Required work —
All entries below need to be written out exactly, but without their pictures.

Data in this exercise —

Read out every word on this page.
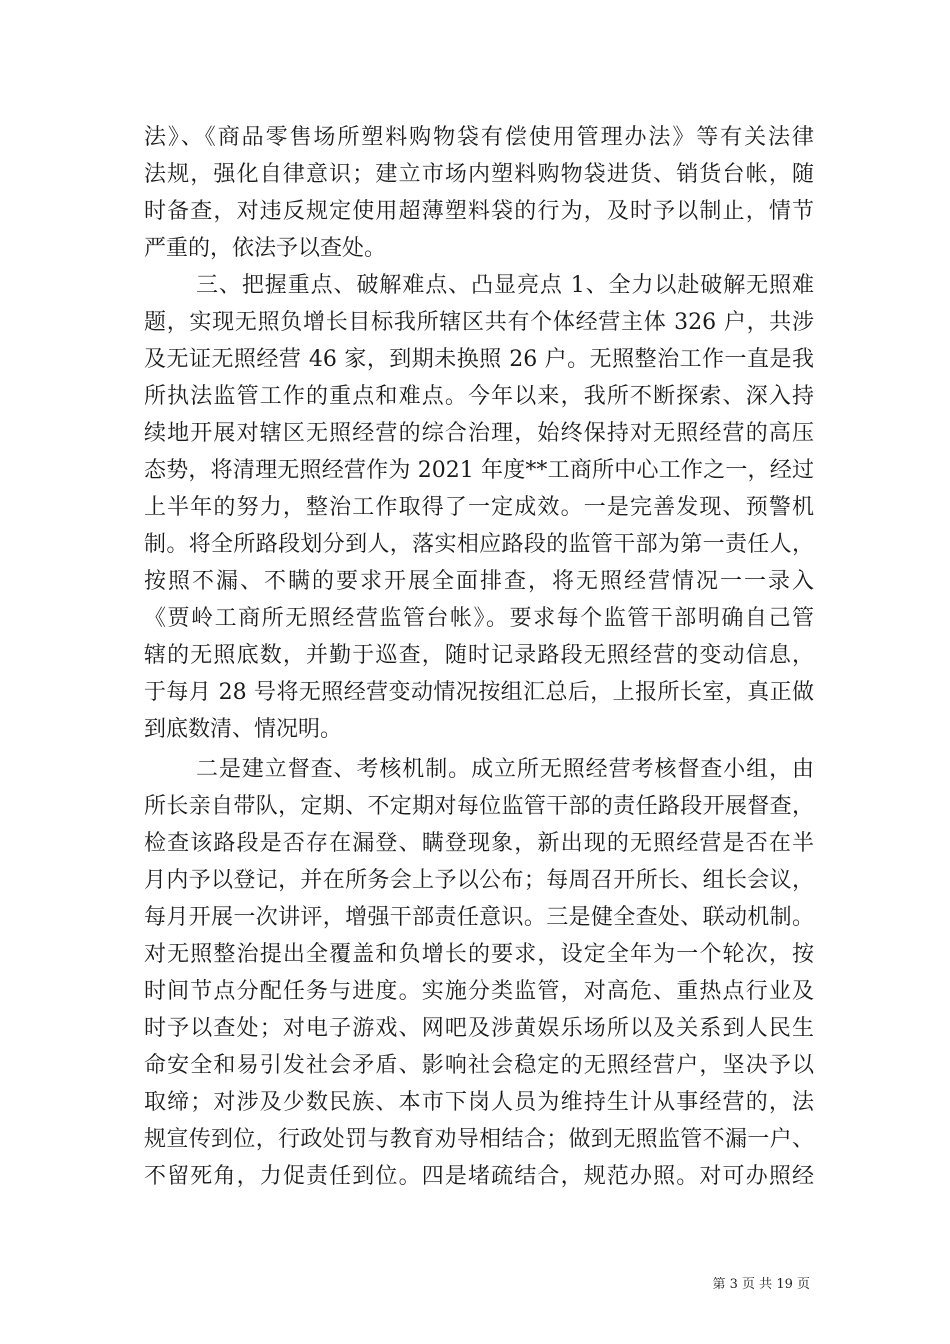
法》、《商品零售场所塑料购物袋有偿使用管理办法》等有关法律
法规，强化自律意识；建立市场内塑料购物袋进货、销货台帐，随
时备查，对违反规定使用超薄塑料袋的行为，及时予以制止，情节
严重的，依法予以查处。
三、把握重点、破解难点、凸显亮点 1、全力以赴破解无照难
题，实现无照负增长目标我所辖区共有个体经营主体 326 户，共涉
及无证无照经营 46 家，到期未换照 26 户。无照整治工作一直是我
所执法监管工作的重点和难点。今年以来，我所不断探索、深入持
续地开展对辖区无照经营的综合治理，始终保持对无照经营的高压
态势，将清理无照经营作为 2021 年度**工商所中心工作之一，经过
上半年的努力，整治工作取得了一定成效。一是完善发现、预警机
制。将全所路段划分到人，落实相应路段的监管干部为第一责任人，
按照不漏、不瞒的要求开展全面排查，将无照经营情况一一录入
《贾岭工商所无照经营监管台帐》。要求每个监管干部明确自己管
辖的无照底数，并勤于巡查，随时记录路段无照经营的变动信息，
于每月 28 号将无照经营变动情况按组汇总后，上报所长室，真正做
到底数清、情况明。
二是建立督查、考核机制。成立所无照经营考核督查小组，由
所长亲自带队，定期、不定期对每位监管干部的责任路段开展督查，
检查该路段是否存在漏登、瞒登现象，新出现的无照经营是否在半
月内予以登记，并在所务会上予以公布；每周召开所长、组长会议，
每月开展一次讲评，增强干部责任意识。三是健全查处、联动机制。
对无照整治提出全覆盖和负增长的要求，设定全年为一个轮次，按
时间节点分配任务与进度。实施分类监管，对高危、重热点行业及
时予以查处；对电子游戏、网吧及涉黄娱乐场所以及关系到人民生
命安全和易引发社会矛盾、影响社会稳定的无照经营户，坚决予以
取缔；对涉及少数民族、本市下岗人员为维持生计从事经营的，法
规宣传到位，行政处罚与教育劝导相结合；做到无照监管不漏一户、
不留死角，力促责任到位。四是堵疏结合，规范办照。对可办照经
第 3 页 共 19 页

Solution to this task —
Read out every word on this page.
法》、《商品零售场所塑料购物袋有偿使用管理办法》等有关法律
法规，强化自律意识；建立市场内塑料购物袋进货、销货台帐，随
时备查，对违反规定使用超薄塑料袋的行为，及时予以制止，情节
严重的，依法予以查处。
三、把握重点、破解难点、凸显亮点 1、全力以赴破解无照难
题，实现无照负增长目标我所辖区共有个体经营主体 326 户，共涉
及无证无照经营 46 家，到期未换照 26 户。无照整治工作一直是我
所执法监管工作的重点和难点。今年以来，我所不断探索、深入持
续地开展对辖区无照经营的综合治理，始终保持对无照经营的高压
态势，将清理无照经营作为 2021 年度**工商所中心工作之一，经过
上半年的努力，整治工作取得了一定成效。一是完善发现、预警机
制。将全所路段划分到人，落实相应路段的监管干部为第一责任人，
按照不漏、不瞒的要求开展全面排查，将无照经营情况一一录入
《贾岭工商所无照经营监管台帐》。要求每个监管干部明确自己管
辖的无照底数，并勤于巡查，随时记录路段无照经营的变动信息，
于每月 28 号将无照经营变动情况按组汇总后，上报所长室，真正做
到底数清、情况明。
二是建立督查、考核机制。成立所无照经营考核督查小组，由
所长亲自带队，定期、不定期对每位监管干部的责任路段开展督查，
检查该路段是否存在漏登、瞒登现象，新出现的无照经营是否在半
月内予以登记，并在所务会上予以公布；每周召开所长、组长会议，
每月开展一次讲评，增强干部责任意识。三是健全查处、联动机制。
对无照整治提出全覆盖和负增长的要求，设定全年为一个轮次，按
时间节点分配任务与进度。实施分类监管，对高危、重热点行业及
时予以查处；对电子游戏、网吧及涉黄娱乐场所以及关系到人民生
命安全和易引发社会矛盾、影响社会稳定的无照经营户，坚决予以
取缔；对涉及少数民族、本市下岗人员为维持生计从事经营的，法
规宣传到位，行政处罚与教育劝导相结合；做到无照监管不漏一户、
不留死角，力促责任到位。四是堵疏结合，规范办照。对可办照经
第 3 页 共 19 页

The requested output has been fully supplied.